→ **Given entries**

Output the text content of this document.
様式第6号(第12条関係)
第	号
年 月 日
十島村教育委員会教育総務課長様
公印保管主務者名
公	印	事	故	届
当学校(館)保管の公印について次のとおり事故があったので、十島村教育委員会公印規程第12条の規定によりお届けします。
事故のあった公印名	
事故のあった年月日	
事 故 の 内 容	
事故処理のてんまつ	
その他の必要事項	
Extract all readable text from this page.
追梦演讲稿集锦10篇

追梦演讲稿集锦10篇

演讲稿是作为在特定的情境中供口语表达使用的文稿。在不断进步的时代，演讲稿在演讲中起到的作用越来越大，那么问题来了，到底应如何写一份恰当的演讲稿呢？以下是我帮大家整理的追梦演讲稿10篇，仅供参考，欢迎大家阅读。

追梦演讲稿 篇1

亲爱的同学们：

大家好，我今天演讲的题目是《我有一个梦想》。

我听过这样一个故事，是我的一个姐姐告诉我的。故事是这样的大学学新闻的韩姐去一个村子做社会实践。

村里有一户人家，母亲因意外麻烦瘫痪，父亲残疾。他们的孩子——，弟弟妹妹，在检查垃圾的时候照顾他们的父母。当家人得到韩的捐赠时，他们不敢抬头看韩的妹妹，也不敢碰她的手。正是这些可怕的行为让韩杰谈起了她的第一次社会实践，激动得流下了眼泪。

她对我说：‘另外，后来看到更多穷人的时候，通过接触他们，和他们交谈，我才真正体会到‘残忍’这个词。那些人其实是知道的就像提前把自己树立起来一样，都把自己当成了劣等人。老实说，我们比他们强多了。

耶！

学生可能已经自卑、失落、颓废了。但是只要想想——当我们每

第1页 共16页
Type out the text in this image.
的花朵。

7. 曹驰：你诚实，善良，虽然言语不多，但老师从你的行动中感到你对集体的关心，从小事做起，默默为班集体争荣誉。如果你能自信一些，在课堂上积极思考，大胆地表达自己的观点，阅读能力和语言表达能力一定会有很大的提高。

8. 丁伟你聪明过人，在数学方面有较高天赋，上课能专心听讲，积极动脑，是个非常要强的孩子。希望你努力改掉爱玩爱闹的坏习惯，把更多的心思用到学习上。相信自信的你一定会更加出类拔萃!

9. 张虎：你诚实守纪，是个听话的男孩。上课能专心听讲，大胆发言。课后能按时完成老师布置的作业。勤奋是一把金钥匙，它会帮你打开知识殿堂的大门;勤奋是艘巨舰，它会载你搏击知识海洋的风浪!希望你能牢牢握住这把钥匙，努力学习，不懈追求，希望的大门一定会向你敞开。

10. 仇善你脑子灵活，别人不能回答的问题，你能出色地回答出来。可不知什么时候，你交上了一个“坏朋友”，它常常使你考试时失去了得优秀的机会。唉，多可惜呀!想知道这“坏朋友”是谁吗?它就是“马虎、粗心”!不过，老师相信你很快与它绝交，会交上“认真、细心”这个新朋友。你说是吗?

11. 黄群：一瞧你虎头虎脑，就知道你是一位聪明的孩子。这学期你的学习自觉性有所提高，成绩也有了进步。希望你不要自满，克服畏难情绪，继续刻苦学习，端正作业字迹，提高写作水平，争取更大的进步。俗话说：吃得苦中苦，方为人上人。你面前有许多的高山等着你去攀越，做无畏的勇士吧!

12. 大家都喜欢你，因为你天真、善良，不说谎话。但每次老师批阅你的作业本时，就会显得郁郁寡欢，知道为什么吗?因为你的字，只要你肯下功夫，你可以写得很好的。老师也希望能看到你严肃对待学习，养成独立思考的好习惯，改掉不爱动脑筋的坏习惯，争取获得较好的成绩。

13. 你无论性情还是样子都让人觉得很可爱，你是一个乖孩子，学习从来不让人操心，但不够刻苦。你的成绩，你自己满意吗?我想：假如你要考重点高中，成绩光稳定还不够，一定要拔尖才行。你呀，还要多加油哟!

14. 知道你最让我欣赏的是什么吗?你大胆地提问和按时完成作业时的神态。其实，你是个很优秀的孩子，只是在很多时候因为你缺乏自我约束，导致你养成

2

→ **Short exercise**
Give again, word for word, every line from the one holding "Extract all readable text from this page." to the end of the data.

→ **Solution below**
Extract all readable text from this page.
追梦演讲稿集锦10篇

追梦演讲稿集锦10篇

演讲稿是作为在特定的情境中供口语表达使用的文稿。在不断进步的时代，演讲稿在演讲中起到的作用越来越大，那么问题来了，到底应如何写一份恰当的演讲稿呢？以下是我帮大家整理的追梦演讲稿10篇，仅供参考，欢迎大家阅读。

追梦演讲稿 篇1

亲爱的同学们：

大家好，我今天演讲的题目是《我有一个梦想》。

我听过这样一个故事，是我的一个姐姐告诉我的。故事是这样的大学学新闻的韩姐去一个村子做社会实践。

村里有一户人家，母亲因意外麻烦瘫痪，父亲残疾。他们的孩子——，弟弟妹妹，在检查垃圾的时候照顾他们的父母。当家人得到韩的捐赠时，他们不敢抬头看韩的妹妹，也不敢碰她的手。正是这些可怕的行为让韩杰谈起了她的第一次社会实践，激动得流下了眼泪。

她对我说：‘另外，后来看到更多穷人的时候，通过接触他们，和他们交谈，我才真正体会到‘残忍’这个词。那些人其实是知道的就像提前把自己树立起来一样，都把自己当成了劣等人。老实说，我们比他们强多了。

耶！

学生可能已经自卑、失落、颓废了。但是只要想想——当我们每

第1页 共16页
Type out the text in this image.
的花朵。

7. 曹驰：你诚实，善良，虽然言语不多，但老师从你的行动中感到你对集体的关心，从小事做起，默默为班集体争荣誉。如果你能自信一些，在课堂上积极思考，大胆地表达自己的观点，阅读能力和语言表达能力一定会有很大的提高。

8. 丁伟你聪明过人，在数学方面有较高天赋，上课能专心听讲，积极动脑，是个非常要强的孩子。希望你努力改掉爱玩爱闹的坏习惯，把更多的心思用到学习上。相信自信的你一定会更加出类拔萃!

9. 张虎：你诚实守纪，是个听话的男孩。上课能专心听讲，大胆发言。课后能按时完成老师布置的作业。勤奋是一把金钥匙，它会帮你打开知识殿堂的大门;勤奋是艘巨舰，它会载你搏击知识海洋的风浪!希望你能牢牢握住这把钥匙，努力学习，不懈追求，希望的大门一定会向你敞开。

10. 仇善你脑子灵活，别人不能回答的问题，你能出色地回答出来。可不知什么时候，你交上了一个“坏朋友”，它常常使你考试时失去了得优秀的机会。唉，多可惜呀!想知道这“坏朋友”是谁吗?它就是“马虎、粗心”!不过，老师相信你很快与它绝交，会交上“认真、细心”这个新朋友。你说是吗?

11. 黄群：一瞧你虎头虎脑，就知道你是一位聪明的孩子。这学期你的学习自觉性有所提高，成绩也有了进步。希望你不要自满，克服畏难情绪，继续刻苦学习，端正作业字迹，提高写作水平，争取更大的进步。俗话说：吃得苦中苦，方为人上人。你面前有许多的高山等着你去攀越，做无畏的勇士吧!

12. 大家都喜欢你，因为你天真、善良，不说谎话。但每次老师批阅你的作业本时，就会显得郁郁寡欢，知道为什么吗?因为你的字，只要你肯下功夫，你可以写得很好的。老师也希望能看到你严肃对待学习，养成独立思考的好习惯，改掉不爱动脑筋的坏习惯，争取获得较好的成绩。

13. 你无论性情还是样子都让人觉得很可爱，你是一个乖孩子，学习从来不让人操心，但不够刻苦。你的成绩，你自己满意吗?我想：假如你要考重点高中，成绩光稳定还不够，一定要拔尖才行。你呀，还要多加油哟!

14. 知道你最让我欣赏的是什么吗?你大胆地提问和按时完成作业时的神态。其实，你是个很优秀的孩子，只是在很多时候因为你缺乏自我约束，导致你养成

2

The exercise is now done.